§ **Task directions**
Echo back the rows from the line containing "list-item-text: the lock" through the line containing "bullet-list (240, 352, 744, 436)", both included, with nothing else added.

§ **Input data**
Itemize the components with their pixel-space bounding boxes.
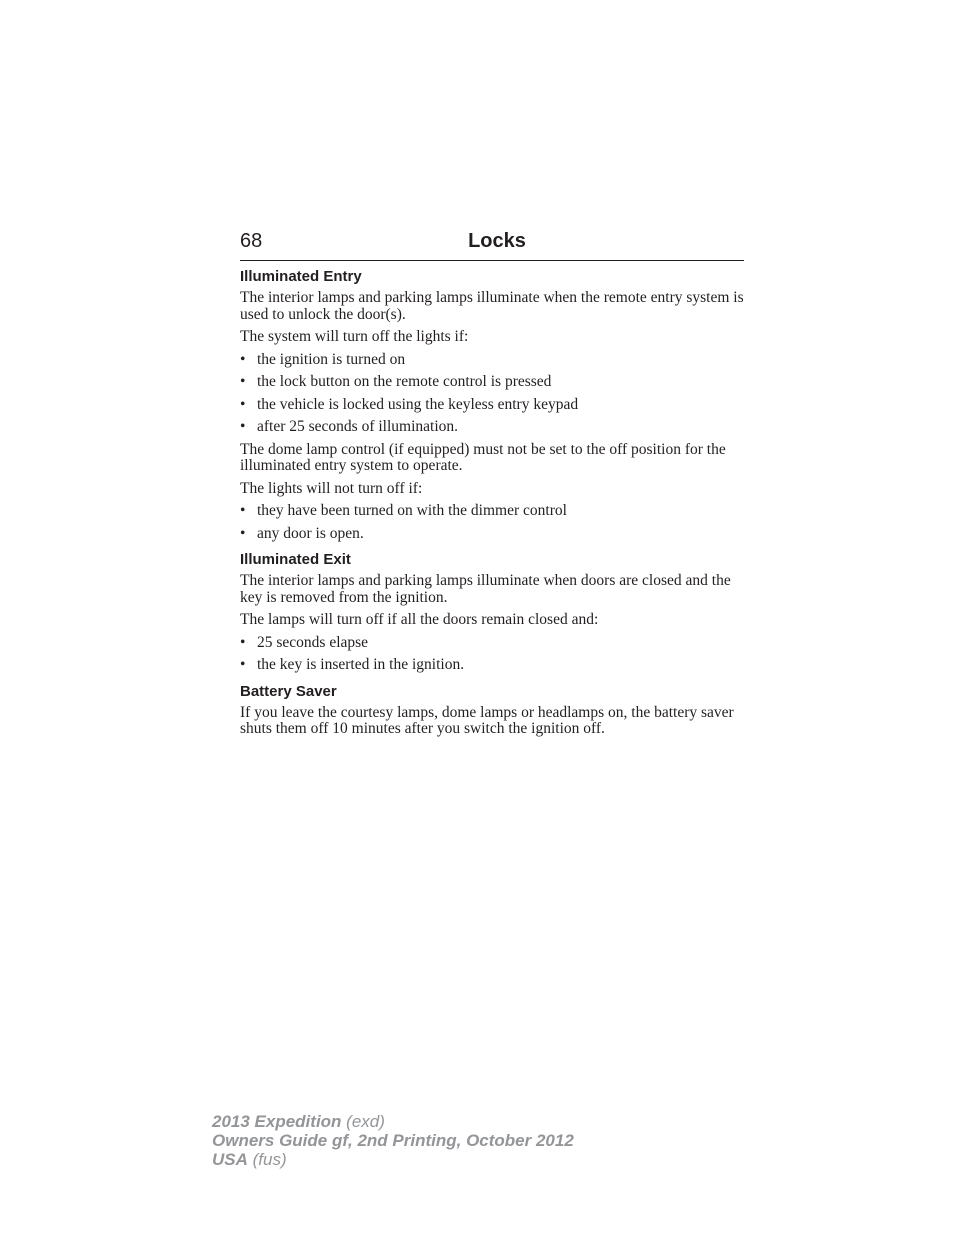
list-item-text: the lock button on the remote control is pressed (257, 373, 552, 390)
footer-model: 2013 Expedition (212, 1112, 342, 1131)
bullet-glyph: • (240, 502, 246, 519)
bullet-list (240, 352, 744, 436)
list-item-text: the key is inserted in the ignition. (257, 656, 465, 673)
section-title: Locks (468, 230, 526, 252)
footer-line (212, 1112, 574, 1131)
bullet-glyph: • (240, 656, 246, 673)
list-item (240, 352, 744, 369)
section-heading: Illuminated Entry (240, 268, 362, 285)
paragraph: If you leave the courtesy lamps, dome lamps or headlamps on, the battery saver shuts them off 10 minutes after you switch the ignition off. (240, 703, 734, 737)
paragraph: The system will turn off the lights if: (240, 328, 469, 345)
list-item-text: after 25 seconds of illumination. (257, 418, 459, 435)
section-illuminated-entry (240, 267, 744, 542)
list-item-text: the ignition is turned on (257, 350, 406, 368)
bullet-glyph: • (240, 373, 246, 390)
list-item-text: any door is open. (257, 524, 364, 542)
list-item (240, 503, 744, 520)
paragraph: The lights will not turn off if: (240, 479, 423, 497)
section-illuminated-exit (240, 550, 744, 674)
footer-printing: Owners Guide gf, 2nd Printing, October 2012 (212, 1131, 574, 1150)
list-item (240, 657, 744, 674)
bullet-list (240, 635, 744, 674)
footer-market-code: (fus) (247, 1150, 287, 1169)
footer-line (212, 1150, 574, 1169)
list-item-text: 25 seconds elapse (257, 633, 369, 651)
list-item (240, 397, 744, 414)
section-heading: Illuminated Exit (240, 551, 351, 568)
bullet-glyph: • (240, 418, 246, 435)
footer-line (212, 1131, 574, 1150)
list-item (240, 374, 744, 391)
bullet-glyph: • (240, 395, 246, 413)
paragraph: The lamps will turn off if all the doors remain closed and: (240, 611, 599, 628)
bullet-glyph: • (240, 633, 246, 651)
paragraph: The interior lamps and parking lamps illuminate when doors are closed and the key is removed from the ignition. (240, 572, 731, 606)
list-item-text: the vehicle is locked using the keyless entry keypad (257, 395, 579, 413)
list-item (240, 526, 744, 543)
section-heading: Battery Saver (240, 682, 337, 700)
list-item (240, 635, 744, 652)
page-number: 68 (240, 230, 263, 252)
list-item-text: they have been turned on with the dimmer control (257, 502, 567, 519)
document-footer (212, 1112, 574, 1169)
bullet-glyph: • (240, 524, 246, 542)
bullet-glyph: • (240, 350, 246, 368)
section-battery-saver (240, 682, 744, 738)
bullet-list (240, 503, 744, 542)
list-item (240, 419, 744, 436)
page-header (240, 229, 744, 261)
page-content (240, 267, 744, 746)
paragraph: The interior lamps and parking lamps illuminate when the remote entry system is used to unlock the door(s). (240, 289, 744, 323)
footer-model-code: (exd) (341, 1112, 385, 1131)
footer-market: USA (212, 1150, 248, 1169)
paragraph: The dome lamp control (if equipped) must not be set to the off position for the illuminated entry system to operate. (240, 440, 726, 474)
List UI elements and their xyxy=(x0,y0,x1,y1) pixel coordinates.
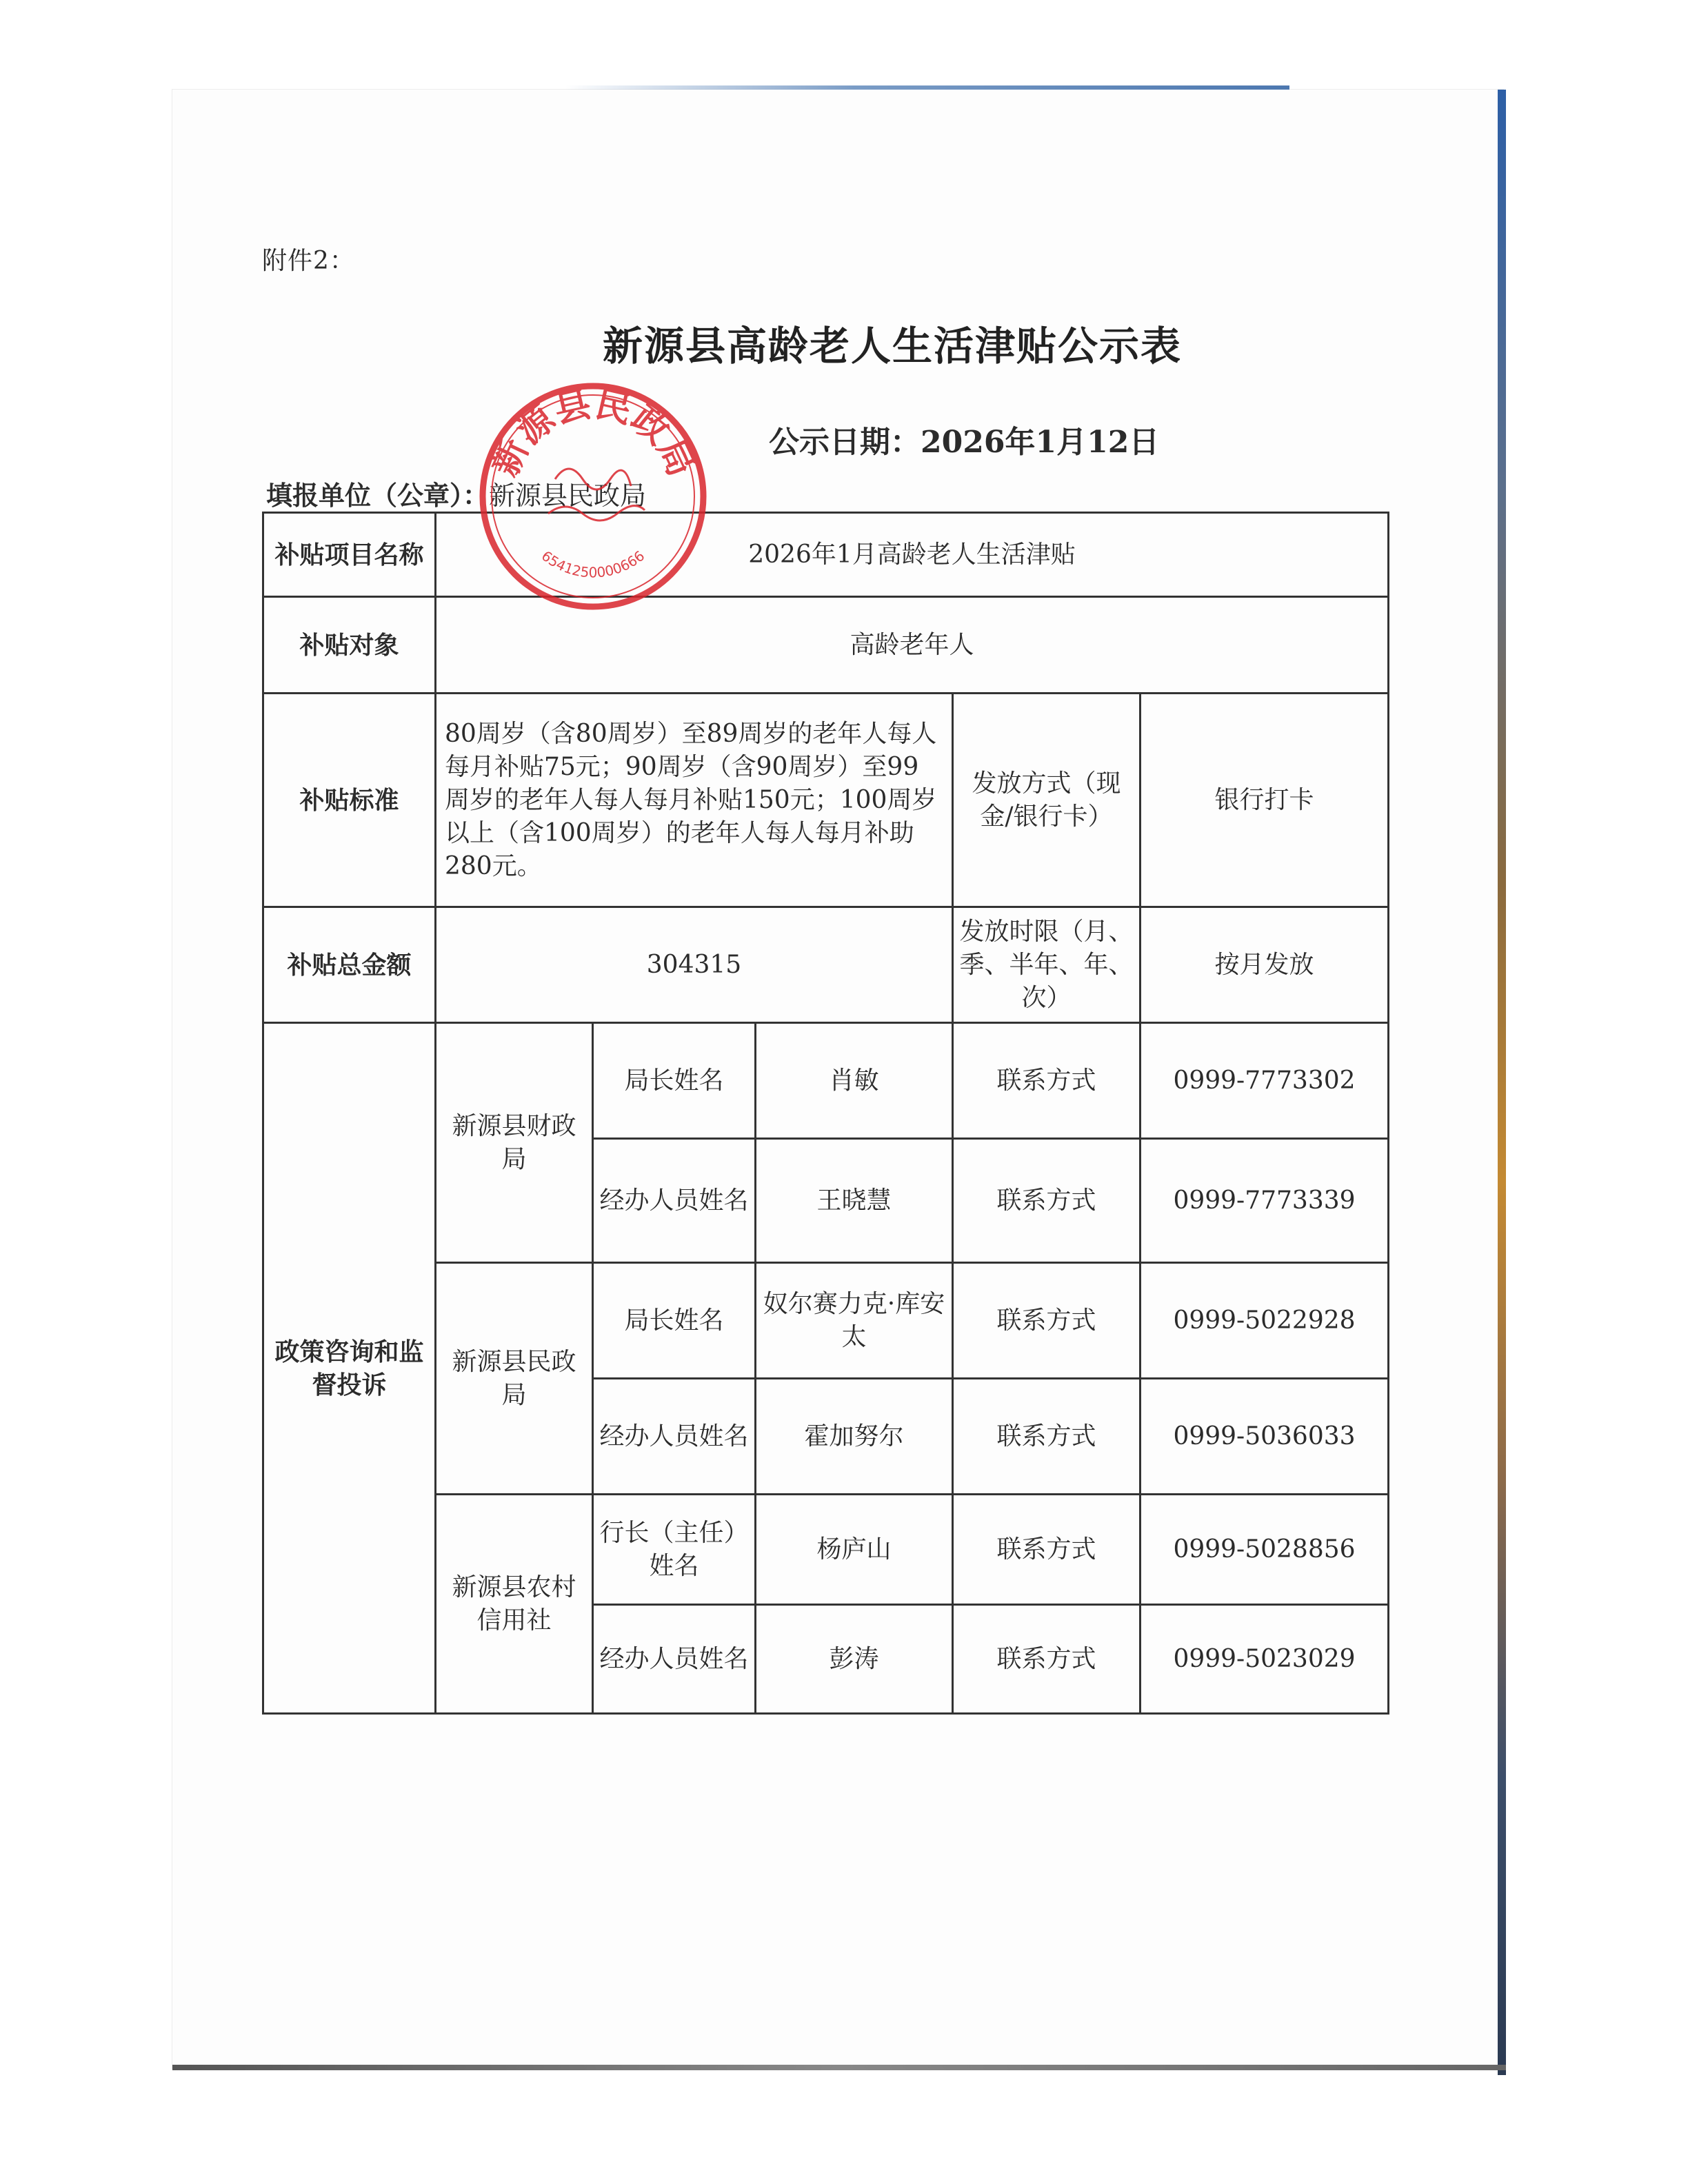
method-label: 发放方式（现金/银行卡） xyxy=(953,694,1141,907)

§ **Reply**
list-item-text: the lock button on the remote control is pressed (257, 373, 552, 390)
footer-model: 2013 Expedition (212, 1112, 342, 1131)
bullet-glyph: • (240, 502, 246, 519)
bullet-list (240, 352, 744, 436)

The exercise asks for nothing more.